▶ **Request**
Reproduce all of the listing below without alteration.
☆ ☆ ☆ ☆ ☆
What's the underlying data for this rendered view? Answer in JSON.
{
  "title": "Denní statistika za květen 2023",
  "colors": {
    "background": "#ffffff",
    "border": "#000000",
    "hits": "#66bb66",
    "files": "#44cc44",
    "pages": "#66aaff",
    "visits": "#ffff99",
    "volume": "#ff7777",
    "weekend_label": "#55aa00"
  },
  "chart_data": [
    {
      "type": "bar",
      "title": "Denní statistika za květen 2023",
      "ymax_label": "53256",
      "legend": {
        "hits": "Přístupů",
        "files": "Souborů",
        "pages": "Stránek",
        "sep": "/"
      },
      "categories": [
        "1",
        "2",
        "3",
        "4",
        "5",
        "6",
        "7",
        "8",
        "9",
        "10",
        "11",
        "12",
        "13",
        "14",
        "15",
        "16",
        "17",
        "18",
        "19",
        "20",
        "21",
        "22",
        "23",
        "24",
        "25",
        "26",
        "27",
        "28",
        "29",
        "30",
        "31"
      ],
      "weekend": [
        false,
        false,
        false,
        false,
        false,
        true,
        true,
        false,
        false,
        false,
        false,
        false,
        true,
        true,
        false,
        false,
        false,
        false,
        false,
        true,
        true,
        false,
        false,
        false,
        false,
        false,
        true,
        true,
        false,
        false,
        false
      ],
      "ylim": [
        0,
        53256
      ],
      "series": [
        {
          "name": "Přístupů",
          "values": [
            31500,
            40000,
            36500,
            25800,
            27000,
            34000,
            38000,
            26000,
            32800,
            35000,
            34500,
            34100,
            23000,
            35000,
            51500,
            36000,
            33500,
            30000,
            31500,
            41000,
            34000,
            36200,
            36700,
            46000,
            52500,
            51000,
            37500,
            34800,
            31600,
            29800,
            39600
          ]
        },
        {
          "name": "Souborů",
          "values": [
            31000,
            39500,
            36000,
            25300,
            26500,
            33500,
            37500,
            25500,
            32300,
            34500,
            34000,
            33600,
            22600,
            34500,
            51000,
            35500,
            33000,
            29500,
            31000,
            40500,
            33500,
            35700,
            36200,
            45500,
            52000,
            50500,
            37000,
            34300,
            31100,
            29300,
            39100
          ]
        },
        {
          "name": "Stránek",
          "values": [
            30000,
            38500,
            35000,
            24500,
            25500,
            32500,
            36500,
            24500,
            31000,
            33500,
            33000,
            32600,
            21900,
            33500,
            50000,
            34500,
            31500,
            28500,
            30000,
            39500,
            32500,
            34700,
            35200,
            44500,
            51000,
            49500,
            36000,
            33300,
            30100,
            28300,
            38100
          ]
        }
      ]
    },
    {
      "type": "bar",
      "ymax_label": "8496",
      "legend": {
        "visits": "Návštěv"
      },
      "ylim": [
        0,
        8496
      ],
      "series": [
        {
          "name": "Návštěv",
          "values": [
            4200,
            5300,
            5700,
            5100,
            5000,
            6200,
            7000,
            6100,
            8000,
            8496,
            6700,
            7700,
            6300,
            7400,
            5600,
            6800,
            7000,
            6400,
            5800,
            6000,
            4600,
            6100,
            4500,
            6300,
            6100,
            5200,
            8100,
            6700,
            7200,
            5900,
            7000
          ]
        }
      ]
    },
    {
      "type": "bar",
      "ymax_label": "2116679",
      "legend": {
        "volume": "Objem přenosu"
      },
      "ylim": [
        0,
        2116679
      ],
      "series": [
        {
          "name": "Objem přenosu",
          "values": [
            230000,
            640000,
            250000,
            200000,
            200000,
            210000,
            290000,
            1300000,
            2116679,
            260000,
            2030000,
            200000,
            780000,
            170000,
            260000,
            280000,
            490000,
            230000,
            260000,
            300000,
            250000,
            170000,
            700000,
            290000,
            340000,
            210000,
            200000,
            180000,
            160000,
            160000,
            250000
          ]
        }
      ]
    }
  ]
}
☆ ☆ ☆ ☆ ☆
▶ **Result for this exercise**
What's the underlying data for this rendered view? Answer in JSON.
{
  "title": "Denní statistika za květen 2023",
  "colors": {
    "background": "#ffffff",
    "border": "#000000",
    "hits": "#66bb66",
    "files": "#44cc44",
    "pages": "#66aaff",
    "visits": "#ffff99",
    "volume": "#ff7777",
    "weekend_label": "#55aa00"
  },
  "chart_data": [
    {
      "type": "bar",
      "title": "Denní statistika za květen 2023",
      "ymax_label": "53256",
      "legend": {
        "hits": "Přístupů",
        "files": "Souborů",
        "pages": "Stránek",
        "sep": "/"
      },
      "categories": [
        "1",
        "2",
        "3",
        "4",
        "5",
        "6",
        "7",
        "8",
        "9",
        "10",
        "11",
        "12",
        "13",
        "14",
        "15",
        "16",
        "17",
        "18",
        "19",
        "20",
        "21",
        "22",
        "23",
        "24",
        "25",
        "26",
        "27",
        "28",
        "29",
        "30",
        "31"
      ],
      "weekend": [
        false,
        false,
        false,
        false,
        false,
        true,
        true,
        false,
        false,
        false,
        false,
        false,
        true,
        true,
        false,
        false,
        false,
        false,
        false,
        true,
        true,
        false,
        false,
        false,
        false,
        false,
        true,
        true,
        false,
        false,
        false
      ],
      "ylim": [
        0,
        53256
      ],
      "series": [
        {
          "name": "Přístupů",
          "values": [
            31500,
            40000,
            36500,
            25800,
            27000,
            34000,
            38000,
            26000,
            32800,
            35000,
            34500,
            34100,
            23000,
            35000,
            51500,
            36000,
            33500,
            30000,
            31500,
            41000,
            34000,
            36200,
            36700,
            46000,
            52500,
            51000,
            37500,
            34800,
            31600,
            29800,
            39600
          ]
        },
        {
          "name": "Souborů",
          "values": [
            31000,
            39500,
            36000,
            25300,
            26500,
            33500,
            37500,
            25500,
            32300,
            34500,
            34000,
            33600,
            22600,
            34500,
            51000,
            35500,
            33000,
            29500,
            31000,
            40500,
            33500,
            35700,
            36200,
            45500,
            52000,
            50500,
            37000,
            34300,
            31100,
            29300,
            39100
          ]
        },
        {
          "name": "Stránek",
          "values": [
            30000,
            38500,
            35000,
            24500,
            25500,
            32500,
            36500,
            24500,
            31000,
            33500,
            33000,
            32600,
            21900,
            33500,
            50000,
            34500,
            31500,
            28500,
            30000,
            39500,
            32500,
            34700,
            35200,
            44500,
            51000,
            49500,
            36000,
            33300,
            30100,
            28300,
            38100
          ]
        }
      ]
    },
    {
      "type": "bar",
      "ymax_label": "8496",
      "legend": {
        "visits": "Návštěv"
      },
      "ylim": [
        0,
        8496
      ],
      "series": [
        {
          "name": "Návštěv",
          "values": [
            4200,
            5300,
            5700,
            5100,
            5000,
            6200,
            7000,
            6100,
            8000,
            8496,
            6700,
            7700,
            6300,
            7400,
            5600,
            6800,
            7000,
            6400,
            5800,
            6000,
            4600,
            6100,
            4500,
            6300,
            6100,
            5200,
            8100,
            6700,
            7200,
            5900,
            7000
          ]
        }
      ]
    },
    {
      "type": "bar",
      "ymax_label": "2116679",
      "legend": {
        "volume": "Objem přenosu"
      },
      "ylim": [
        0,
        2116679
      ],
      "series": [
        {
          "name": "Objem přenosu",
          "values": [
            230000,
            640000,
            250000,
            200000,
            200000,
            210000,
            290000,
            1300000,
            2116679,
            260000,
            2030000,
            200000,
            780000,
            170000,
            260000,
            280000,
            490000,
            230000,
            260000,
            300000,
            250000,
            170000,
            700000,
            290000,
            340000,
            210000,
            200000,
            180000,
            160000,
            160000,
            250000
          ]
        }
      ]
    }
  ]
}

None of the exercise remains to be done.